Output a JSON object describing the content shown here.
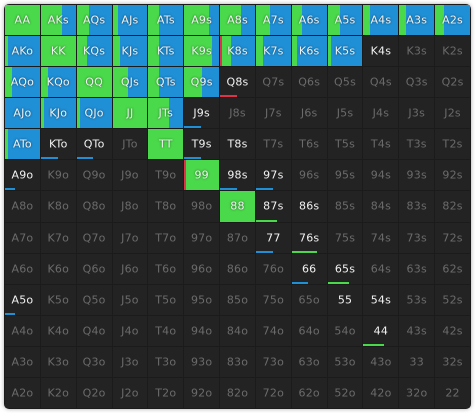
{
  "colors": {
    "raise": "#4ad94a",
    "call": "#1f8fd6",
    "allin": "#e0304a",
    "text_active": "#f2f2f2",
    "text_inactive": "#6b6b6b"
  },
  "ranks": [
    "A",
    "K",
    "Q",
    "J",
    "T",
    "9",
    "8",
    "7",
    "6",
    "5",
    "4",
    "3",
    "2"
  ],
  "hands": [
    [
      "AA",
      "AKs",
      "AQs",
      "AJs",
      "ATs",
      "A9s",
      "A8s",
      "A7s",
      "A6s",
      "A5s",
      "A4s",
      "A3s",
      "A2s"
    ],
    [
      "AKo",
      "KK",
      "KQs",
      "KJs",
      "KTs",
      "K9s",
      "K8s",
      "K7s",
      "K6s",
      "K5s",
      "K4s",
      "K3s",
      "K2s"
    ],
    [
      "AQo",
      "KQo",
      "QQ",
      "QJs",
      "QTs",
      "Q9s",
      "Q8s",
      "Q7s",
      "Q6s",
      "Q5s",
      "Q4s",
      "Q3s",
      "Q2s"
    ],
    [
      "AJo",
      "KJo",
      "QJo",
      "JJ",
      "JTs",
      "J9s",
      "J8s",
      "J7s",
      "J6s",
      "J5s",
      "J4s",
      "J3s",
      "J2s"
    ],
    [
      "ATo",
      "KTo",
      "QTo",
      "JTo",
      "TT",
      "T9s",
      "T8s",
      "T7s",
      "T6s",
      "T5s",
      "T4s",
      "T3s",
      "T2s"
    ],
    [
      "A9o",
      "K9o",
      "Q9o",
      "J9o",
      "T9o",
      "99",
      "98s",
      "97s",
      "96s",
      "95s",
      "94s",
      "93s",
      "92s"
    ],
    [
      "A8o",
      "K8o",
      "Q8o",
      "J8o",
      "T8o",
      "98o",
      "88",
      "87s",
      "86s",
      "85s",
      "84s",
      "83s",
      "82s"
    ],
    [
      "A7o",
      "K7o",
      "Q7o",
      "J7o",
      "T7o",
      "97o",
      "87o",
      "77",
      "76s",
      "75s",
      "74s",
      "73s",
      "72s"
    ],
    [
      "A6o",
      "K6o",
      "Q6o",
      "J6o",
      "T6o",
      "96o",
      "86o",
      "76o",
      "66",
      "65s",
      "64s",
      "63s",
      "62s"
    ],
    [
      "A5o",
      "K5o",
      "Q5o",
      "J5o",
      "T5o",
      "95o",
      "85o",
      "75o",
      "65o",
      "55",
      "54s",
      "53s",
      "52s"
    ],
    [
      "A4o",
      "K4o",
      "Q4o",
      "J4o",
      "T4o",
      "94o",
      "84o",
      "74o",
      "64o",
      "54o",
      "44",
      "43s",
      "42s"
    ],
    [
      "A3o",
      "K3o",
      "Q3o",
      "J3o",
      "T3o",
      "93o",
      "83o",
      "73o",
      "63o",
      "53o",
      "43o",
      "33",
      "32s"
    ],
    [
      "A2o",
      "K2o",
      "Q2o",
      "J2o",
      "T2o",
      "92o",
      "82o",
      "72o",
      "62o",
      "52o",
      "42o",
      "32o",
      "22"
    ]
  ],
  "strategy": {
    "AA": {
      "raise": 1.0
    },
    "AKs": {
      "raise": 0.6,
      "call": 0.4
    },
    "AQs": {
      "raise": 0.35,
      "call": 0.65
    },
    "AJs": {
      "raise": 0.15,
      "call": 0.85
    },
    "ATs": {
      "raise": 0.3,
      "call": 0.7
    },
    "A9s": {
      "raise": 0.7,
      "call": 0.3
    },
    "A8s": {
      "raise": 0.6,
      "call": 0.4
    },
    "A7s": {
      "raise": 0.4,
      "call": 0.6
    },
    "A6s": {
      "raise": 0.3,
      "call": 0.7
    },
    "A5s": {
      "raise": 0.35,
      "call": 0.65
    },
    "A4s": {
      "raise": 0.2,
      "call": 0.8
    },
    "A3s": {
      "raise": 0.2,
      "call": 0.8
    },
    "A2s": {
      "raise": 0.25,
      "call": 0.75
    },
    "AKo": {
      "raise": 0.1,
      "call": 0.9
    },
    "KK": {
      "raise": 1.0
    },
    "KQs": {
      "raise": 0.3,
      "call": 0.7
    },
    "KJs": {
      "raise": 0.2,
      "call": 0.8
    },
    "KTs": {
      "raise": 0.3,
      "call": 0.7
    },
    "K9s": {
      "raise": 0.8,
      "call": 0.2
    },
    "K8s": {
      "allin": 0.05,
      "raise": 0.25,
      "call": 0.7
    },
    "K7s": {
      "raise": 0.2,
      "call": 0.8
    },
    "K6s": {
      "raise": 0.15,
      "call": 0.85
    },
    "K5s": {
      "raise": 0.1,
      "call": 0.9
    },
    "K4s": {
      "active": true
    },
    "AQo": {
      "raise": 0.2,
      "call": 0.8
    },
    "KQo": {
      "raise": 0.2,
      "call": 0.8
    },
    "QQ": {
      "raise": 1.0
    },
    "QJs": {
      "raise": 0.45,
      "call": 0.55
    },
    "QTs": {
      "raise": 0.3,
      "call": 0.7
    },
    "Q9s": {
      "raise": 0.5,
      "call": 0.5
    },
    "Q8s": {
      "allin": 0.08
    },
    "AJo": {
      "call": 1.0
    },
    "KJo": {
      "raise": 0.1,
      "call": 0.9
    },
    "QJo": {
      "raise": 0.1,
      "call": 0.9
    },
    "JJ": {
      "raise": 1.0
    },
    "JTs": {
      "raise": 0.6,
      "call": 0.4
    },
    "J9s": {
      "call": 0.08
    },
    "ATo": {
      "raise": 0.1,
      "call": 0.9
    },
    "KTo": {
      "call": 0.08
    },
    "QTo": {
      "call": 0.08
    },
    "TT": {
      "raise": 1.0
    },
    "T9s": {
      "call": 0.08
    },
    "T8s": {
      "active": true
    },
    "A9o": {
      "call": 0.05
    },
    "99": {
      "allin": 0.05,
      "raise": 0.95
    },
    "98s": {
      "call": 0.08
    },
    "97s": {
      "call": 0.08
    },
    "88": {
      "raise": 1.0
    },
    "87s": {
      "raise": 0.1
    },
    "86s": {
      "active": true
    },
    "77": {
      "call": 0.08
    },
    "76s": {
      "raise": 0.12
    },
    "66": {
      "call": 0.08
    },
    "65s": {
      "raise": 0.1
    },
    "A5o": {
      "call": 0.05
    },
    "55": {
      "active": true
    },
    "54s": {
      "active": true
    },
    "44": {
      "raise": 0.1
    }
  }
}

● ● ● ● ● ● ●

EXERCISE TASK: Transcribe the whole listing, character for character, but not its images.

TASK OUTPUT:
Output a JSON object describing the content shown here.
{
  "colors": {
    "raise": "#4ad94a",
    "call": "#1f8fd6",
    "allin": "#e0304a",
    "text_active": "#f2f2f2",
    "text_inactive": "#6b6b6b"
  },
  "ranks": [
    "A",
    "K",
    "Q",
    "J",
    "T",
    "9",
    "8",
    "7",
    "6",
    "5",
    "4",
    "3",
    "2"
  ],
  "hands": [
    [
      "AA",
      "AKs",
      "AQs",
      "AJs",
      "ATs",
      "A9s",
      "A8s",
      "A7s",
      "A6s",
      "A5s",
      "A4s",
      "A3s",
      "A2s"
    ],
    [
      "AKo",
      "KK",
      "KQs",
      "KJs",
      "KTs",
      "K9s",
      "K8s",
      "K7s",
      "K6s",
      "K5s",
      "K4s",
      "K3s",
      "K2s"
    ],
    [
      "AQo",
      "KQo",
      "QQ",
      "QJs",
      "QTs",
      "Q9s",
      "Q8s",
      "Q7s",
      "Q6s",
      "Q5s",
      "Q4s",
      "Q3s",
      "Q2s"
    ],
    [
      "AJo",
      "KJo",
      "QJo",
      "JJ",
      "JTs",
      "J9s",
      "J8s",
      "J7s",
      "J6s",
      "J5s",
      "J4s",
      "J3s",
      "J2s"
    ],
    [
      "ATo",
      "KTo",
      "QTo",
      "JTo",
      "TT",
      "T9s",
      "T8s",
      "T7s",
      "T6s",
      "T5s",
      "T4s",
      "T3s",
      "T2s"
    ],
    [
      "A9o",
      "K9o",
      "Q9o",
      "J9o",
      "T9o",
      "99",
      "98s",
      "97s",
      "96s",
      "95s",
      "94s",
      "93s",
      "92s"
    ],
    [
      "A8o",
      "K8o",
      "Q8o",
      "J8o",
      "T8o",
      "98o",
      "88",
      "87s",
      "86s",
      "85s",
      "84s",
      "83s",
      "82s"
    ],
    [
      "A7o",
      "K7o",
      "Q7o",
      "J7o",
      "T7o",
      "97o",
      "87o",
      "77",
      "76s",
      "75s",
      "74s",
      "73s",
      "72s"
    ],
    [
      "A6o",
      "K6o",
      "Q6o",
      "J6o",
      "T6o",
      "96o",
      "86o",
      "76o",
      "66",
      "65s",
      "64s",
      "63s",
      "62s"
    ],
    [
      "A5o",
      "K5o",
      "Q5o",
      "J5o",
      "T5o",
      "95o",
      "85o",
      "75o",
      "65o",
      "55",
      "54s",
      "53s",
      "52s"
    ],
    [
      "A4o",
      "K4o",
      "Q4o",
      "J4o",
      "T4o",
      "94o",
      "84o",
      "74o",
      "64o",
      "54o",
      "44",
      "43s",
      "42s"
    ],
    [
      "A3o",
      "K3o",
      "Q3o",
      "J3o",
      "T3o",
      "93o",
      "83o",
      "73o",
      "63o",
      "53o",
      "43o",
      "33",
      "32s"
    ],
    [
      "A2o",
      "K2o",
      "Q2o",
      "J2o",
      "T2o",
      "92o",
      "82o",
      "72o",
      "62o",
      "52o",
      "42o",
      "32o",
      "22"
    ]
  ],
  "strategy": {
    "AA": {
      "raise": 1.0
    },
    "AKs": {
      "raise": 0.6,
      "call": 0.4
    },
    "AQs": {
      "raise": 0.35,
      "call": 0.65
    },
    "AJs": {
      "raise": 0.15,
      "call": 0.85
    },
    "ATs": {
      "raise": 0.3,
      "call": 0.7
    },
    "A9s": {
      "raise": 0.7,
      "call": 0.3
    },
    "A8s": {
      "raise": 0.6,
      "call": 0.4
    },
    "A7s": {
      "raise": 0.4,
      "call": 0.6
    },
    "A6s": {
      "raise": 0.3,
      "call": 0.7
    },
    "A5s": {
      "raise": 0.35,
      "call": 0.65
    },
    "A4s": {
      "raise": 0.2,
      "call": 0.8
    },
    "A3s": {
      "raise": 0.2,
      "call": 0.8
    },
    "A2s": {
      "raise": 0.25,
      "call": 0.75
    },
    "AKo": {
      "raise": 0.1,
      "call": 0.9
    },
    "KK": {
      "raise": 1.0
    },
    "KQs": {
      "raise": 0.3,
      "call": 0.7
    },
    "KJs": {
      "raise": 0.2,
      "call": 0.8
    },
    "KTs": {
      "raise": 0.3,
      "call": 0.7
    },
    "K9s": {
      "raise": 0.8,
      "call": 0.2
    },
    "K8s": {
      "allin": 0.05,
      "raise": 0.25,
      "call": 0.7
    },
    "K7s": {
      "raise": 0.2,
      "call": 0.8
    },
    "K6s": {
      "raise": 0.15,
      "call": 0.85
    },
    "K5s": {
      "raise": 0.1,
      "call": 0.9
    },
    "K4s": {
      "active": true
    },
    "AQo": {
      "raise": 0.2,
      "call": 0.8
    },
    "KQo": {
      "raise": 0.2,
      "call": 0.8
    },
    "QQ": {
      "raise": 1.0
    },
    "QJs": {
      "raise": 0.45,
      "call": 0.55
    },
    "QTs": {
      "raise": 0.3,
      "call": 0.7
    },
    "Q9s": {
      "raise": 0.5,
      "call": 0.5
    },
    "Q8s": {
      "allin": 0.08
    },
    "AJo": {
      "call": 1.0
    },
    "KJo": {
      "raise": 0.1,
      "call": 0.9
    },
    "QJo": {
      "raise": 0.1,
      "call": 0.9
    },
    "JJ": {
      "raise": 1.0
    },
    "JTs": {
      "raise": 0.6,
      "call": 0.4
    },
    "J9s": {
      "call": 0.08
    },
    "ATo": {
      "raise": 0.1,
      "call": 0.9
    },
    "KTo": {
      "call": 0.08
    },
    "QTo": {
      "call": 0.08
    },
    "TT": {
      "raise": 1.0
    },
    "T9s": {
      "call": 0.08
    },
    "T8s": {
      "active": true
    },
    "A9o": {
      "call": 0.05
    },
    "99": {
      "allin": 0.05,
      "raise": 0.95
    },
    "98s": {
      "call": 0.08
    },
    "97s": {
      "call": 0.08
    },
    "88": {
      "raise": 1.0
    },
    "87s": {
      "raise": 0.1
    },
    "86s": {
      "active": true
    },
    "77": {
      "call": 0.08
    },
    "76s": {
      "raise": 0.12
    },
    "66": {
      "call": 0.08
    },
    "65s": {
      "raise": 0.1
    },
    "A5o": {
      "call": 0.05
    },
    "55": {
      "active": true
    },
    "54s": {
      "active": true
    },
    "44": {
      "raise": 0.1
    }
  }
}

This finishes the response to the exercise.